--- START Dataset ---
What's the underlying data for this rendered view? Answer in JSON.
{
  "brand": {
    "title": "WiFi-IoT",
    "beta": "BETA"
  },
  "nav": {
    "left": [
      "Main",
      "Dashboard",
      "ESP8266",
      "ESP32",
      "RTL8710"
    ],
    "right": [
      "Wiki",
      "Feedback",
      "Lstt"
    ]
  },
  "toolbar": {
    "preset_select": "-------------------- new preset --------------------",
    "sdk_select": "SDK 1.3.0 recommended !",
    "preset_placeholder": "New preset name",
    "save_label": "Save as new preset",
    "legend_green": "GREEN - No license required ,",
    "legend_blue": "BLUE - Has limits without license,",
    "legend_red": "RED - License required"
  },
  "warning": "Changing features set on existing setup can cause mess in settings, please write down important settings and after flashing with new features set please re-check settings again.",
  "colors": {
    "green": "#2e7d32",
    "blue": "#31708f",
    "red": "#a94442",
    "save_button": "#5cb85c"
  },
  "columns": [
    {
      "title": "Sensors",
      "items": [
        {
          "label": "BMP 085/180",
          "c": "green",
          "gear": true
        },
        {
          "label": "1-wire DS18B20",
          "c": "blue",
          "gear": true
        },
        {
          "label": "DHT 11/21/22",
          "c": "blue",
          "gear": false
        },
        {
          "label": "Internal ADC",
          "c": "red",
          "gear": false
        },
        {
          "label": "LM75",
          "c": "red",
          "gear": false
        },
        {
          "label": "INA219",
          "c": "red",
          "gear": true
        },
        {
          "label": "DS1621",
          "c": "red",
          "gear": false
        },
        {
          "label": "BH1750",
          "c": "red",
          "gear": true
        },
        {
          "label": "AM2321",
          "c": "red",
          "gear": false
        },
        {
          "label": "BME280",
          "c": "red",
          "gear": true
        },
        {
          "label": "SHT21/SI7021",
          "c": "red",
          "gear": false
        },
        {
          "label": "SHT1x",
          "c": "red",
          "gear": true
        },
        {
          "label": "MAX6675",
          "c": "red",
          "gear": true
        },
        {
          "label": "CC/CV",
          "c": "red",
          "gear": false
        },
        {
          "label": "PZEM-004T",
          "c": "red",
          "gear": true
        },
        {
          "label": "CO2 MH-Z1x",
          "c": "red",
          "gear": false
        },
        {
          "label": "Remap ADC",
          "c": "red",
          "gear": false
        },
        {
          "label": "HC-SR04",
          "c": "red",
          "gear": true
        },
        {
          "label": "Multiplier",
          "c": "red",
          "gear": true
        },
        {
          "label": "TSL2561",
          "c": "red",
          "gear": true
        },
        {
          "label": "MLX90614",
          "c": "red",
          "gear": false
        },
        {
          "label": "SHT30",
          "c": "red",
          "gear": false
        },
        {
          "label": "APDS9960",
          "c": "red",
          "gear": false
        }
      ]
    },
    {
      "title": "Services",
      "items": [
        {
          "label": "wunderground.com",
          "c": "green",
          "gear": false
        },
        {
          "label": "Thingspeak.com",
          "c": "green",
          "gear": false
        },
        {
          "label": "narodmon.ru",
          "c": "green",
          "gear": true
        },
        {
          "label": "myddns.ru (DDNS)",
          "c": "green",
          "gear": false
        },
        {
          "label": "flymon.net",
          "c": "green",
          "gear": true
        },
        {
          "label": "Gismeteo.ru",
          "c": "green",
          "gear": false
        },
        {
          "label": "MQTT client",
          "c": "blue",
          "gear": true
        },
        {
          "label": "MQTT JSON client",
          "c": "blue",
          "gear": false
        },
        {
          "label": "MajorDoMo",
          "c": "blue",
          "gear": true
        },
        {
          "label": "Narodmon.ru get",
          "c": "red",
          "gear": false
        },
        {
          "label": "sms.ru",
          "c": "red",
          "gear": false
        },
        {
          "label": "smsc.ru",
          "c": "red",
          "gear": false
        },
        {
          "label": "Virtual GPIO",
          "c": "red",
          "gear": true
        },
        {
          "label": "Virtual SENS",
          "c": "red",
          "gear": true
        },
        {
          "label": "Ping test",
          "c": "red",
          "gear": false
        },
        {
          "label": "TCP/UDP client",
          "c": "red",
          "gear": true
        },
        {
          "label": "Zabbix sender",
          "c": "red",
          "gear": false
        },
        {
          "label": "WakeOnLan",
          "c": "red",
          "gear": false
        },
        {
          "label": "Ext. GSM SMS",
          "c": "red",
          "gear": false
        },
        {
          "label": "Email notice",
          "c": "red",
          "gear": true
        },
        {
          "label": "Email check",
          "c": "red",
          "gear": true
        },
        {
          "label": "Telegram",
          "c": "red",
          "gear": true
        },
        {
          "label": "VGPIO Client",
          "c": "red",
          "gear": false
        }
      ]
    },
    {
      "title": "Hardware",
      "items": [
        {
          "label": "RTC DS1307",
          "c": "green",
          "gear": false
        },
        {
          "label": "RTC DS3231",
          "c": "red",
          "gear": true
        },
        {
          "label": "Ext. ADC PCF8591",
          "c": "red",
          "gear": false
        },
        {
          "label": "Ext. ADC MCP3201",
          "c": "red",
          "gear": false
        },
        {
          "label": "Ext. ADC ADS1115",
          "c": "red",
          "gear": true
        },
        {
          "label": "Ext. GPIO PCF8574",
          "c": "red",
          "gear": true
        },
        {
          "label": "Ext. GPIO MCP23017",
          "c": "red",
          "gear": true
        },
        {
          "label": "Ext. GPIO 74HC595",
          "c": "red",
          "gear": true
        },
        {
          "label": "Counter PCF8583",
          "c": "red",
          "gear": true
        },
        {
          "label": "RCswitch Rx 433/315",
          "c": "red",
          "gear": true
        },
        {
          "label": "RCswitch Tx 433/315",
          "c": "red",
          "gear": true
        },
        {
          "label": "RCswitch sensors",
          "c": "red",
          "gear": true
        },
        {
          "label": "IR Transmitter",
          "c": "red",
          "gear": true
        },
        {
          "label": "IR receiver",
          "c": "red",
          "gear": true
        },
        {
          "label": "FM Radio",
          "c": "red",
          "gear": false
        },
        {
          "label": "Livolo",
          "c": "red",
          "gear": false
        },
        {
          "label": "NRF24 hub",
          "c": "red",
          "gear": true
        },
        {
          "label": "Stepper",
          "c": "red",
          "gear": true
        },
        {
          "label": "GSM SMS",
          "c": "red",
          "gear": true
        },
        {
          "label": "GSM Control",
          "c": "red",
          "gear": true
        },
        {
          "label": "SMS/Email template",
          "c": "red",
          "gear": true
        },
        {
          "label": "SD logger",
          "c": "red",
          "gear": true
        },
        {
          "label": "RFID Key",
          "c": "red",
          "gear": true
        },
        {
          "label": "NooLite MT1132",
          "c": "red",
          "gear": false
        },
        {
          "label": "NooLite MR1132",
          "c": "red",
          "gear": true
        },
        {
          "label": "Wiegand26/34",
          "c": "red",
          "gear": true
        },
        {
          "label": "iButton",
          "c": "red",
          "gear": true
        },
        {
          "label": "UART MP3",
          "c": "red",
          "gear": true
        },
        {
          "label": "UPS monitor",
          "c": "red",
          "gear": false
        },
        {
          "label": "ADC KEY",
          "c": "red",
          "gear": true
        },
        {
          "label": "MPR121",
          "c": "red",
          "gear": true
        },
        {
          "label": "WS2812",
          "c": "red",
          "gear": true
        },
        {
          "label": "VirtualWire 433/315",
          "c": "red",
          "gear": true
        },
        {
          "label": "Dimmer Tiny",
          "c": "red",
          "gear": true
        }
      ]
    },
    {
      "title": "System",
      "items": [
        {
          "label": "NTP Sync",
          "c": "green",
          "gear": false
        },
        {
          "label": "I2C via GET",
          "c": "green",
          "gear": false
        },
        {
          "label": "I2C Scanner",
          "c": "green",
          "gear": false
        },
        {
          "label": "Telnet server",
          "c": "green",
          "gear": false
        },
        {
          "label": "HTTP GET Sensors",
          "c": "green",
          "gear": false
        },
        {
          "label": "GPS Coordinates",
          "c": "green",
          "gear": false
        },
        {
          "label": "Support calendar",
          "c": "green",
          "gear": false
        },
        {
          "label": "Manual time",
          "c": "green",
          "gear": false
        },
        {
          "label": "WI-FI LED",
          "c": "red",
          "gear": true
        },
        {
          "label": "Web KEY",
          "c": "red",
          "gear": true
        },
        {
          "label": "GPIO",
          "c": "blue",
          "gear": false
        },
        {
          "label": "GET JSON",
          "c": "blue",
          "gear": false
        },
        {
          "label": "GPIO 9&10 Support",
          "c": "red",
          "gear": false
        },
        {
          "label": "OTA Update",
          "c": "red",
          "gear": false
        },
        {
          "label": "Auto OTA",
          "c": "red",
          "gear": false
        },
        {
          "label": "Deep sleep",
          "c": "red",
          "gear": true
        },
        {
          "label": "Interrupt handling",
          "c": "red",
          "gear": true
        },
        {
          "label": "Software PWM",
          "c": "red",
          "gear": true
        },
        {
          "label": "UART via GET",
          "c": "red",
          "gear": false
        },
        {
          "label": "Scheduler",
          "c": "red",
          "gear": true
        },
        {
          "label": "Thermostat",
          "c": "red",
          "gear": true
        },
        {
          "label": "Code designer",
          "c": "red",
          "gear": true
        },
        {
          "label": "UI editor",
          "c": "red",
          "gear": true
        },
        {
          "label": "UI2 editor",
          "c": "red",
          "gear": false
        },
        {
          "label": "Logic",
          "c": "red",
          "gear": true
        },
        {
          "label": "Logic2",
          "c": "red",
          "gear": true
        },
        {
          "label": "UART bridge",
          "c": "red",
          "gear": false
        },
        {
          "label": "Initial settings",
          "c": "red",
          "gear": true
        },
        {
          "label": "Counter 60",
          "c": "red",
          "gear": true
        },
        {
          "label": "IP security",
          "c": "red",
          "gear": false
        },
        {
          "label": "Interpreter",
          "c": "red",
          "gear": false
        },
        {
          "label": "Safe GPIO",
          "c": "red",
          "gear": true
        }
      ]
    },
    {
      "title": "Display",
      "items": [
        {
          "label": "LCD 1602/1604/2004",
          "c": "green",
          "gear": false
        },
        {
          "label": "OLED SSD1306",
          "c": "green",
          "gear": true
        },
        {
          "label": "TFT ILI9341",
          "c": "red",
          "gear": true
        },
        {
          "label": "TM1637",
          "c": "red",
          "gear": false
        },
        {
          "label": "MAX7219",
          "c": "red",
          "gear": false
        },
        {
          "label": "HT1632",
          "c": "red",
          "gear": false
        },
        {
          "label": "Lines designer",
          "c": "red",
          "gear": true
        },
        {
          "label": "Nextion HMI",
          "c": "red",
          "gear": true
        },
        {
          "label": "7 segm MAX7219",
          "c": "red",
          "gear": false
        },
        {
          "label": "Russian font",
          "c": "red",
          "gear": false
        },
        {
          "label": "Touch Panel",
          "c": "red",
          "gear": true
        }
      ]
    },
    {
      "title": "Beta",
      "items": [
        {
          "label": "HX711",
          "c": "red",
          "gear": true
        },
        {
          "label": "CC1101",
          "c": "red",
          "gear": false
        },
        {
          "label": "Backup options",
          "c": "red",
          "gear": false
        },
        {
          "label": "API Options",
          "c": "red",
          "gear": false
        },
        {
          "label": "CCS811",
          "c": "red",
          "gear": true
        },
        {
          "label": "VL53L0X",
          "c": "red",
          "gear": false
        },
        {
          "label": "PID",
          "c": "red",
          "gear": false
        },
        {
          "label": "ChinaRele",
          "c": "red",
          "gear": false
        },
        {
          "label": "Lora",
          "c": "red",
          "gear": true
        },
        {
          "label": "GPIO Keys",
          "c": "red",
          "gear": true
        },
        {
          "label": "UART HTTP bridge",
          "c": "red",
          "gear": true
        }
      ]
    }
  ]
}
--- END Dataset ---
* Stated task
Report each line in the data that holds the word "NooLite".

* Final answer
          "label": "NooLite MT1132",
          "label": "NooLite MR1132",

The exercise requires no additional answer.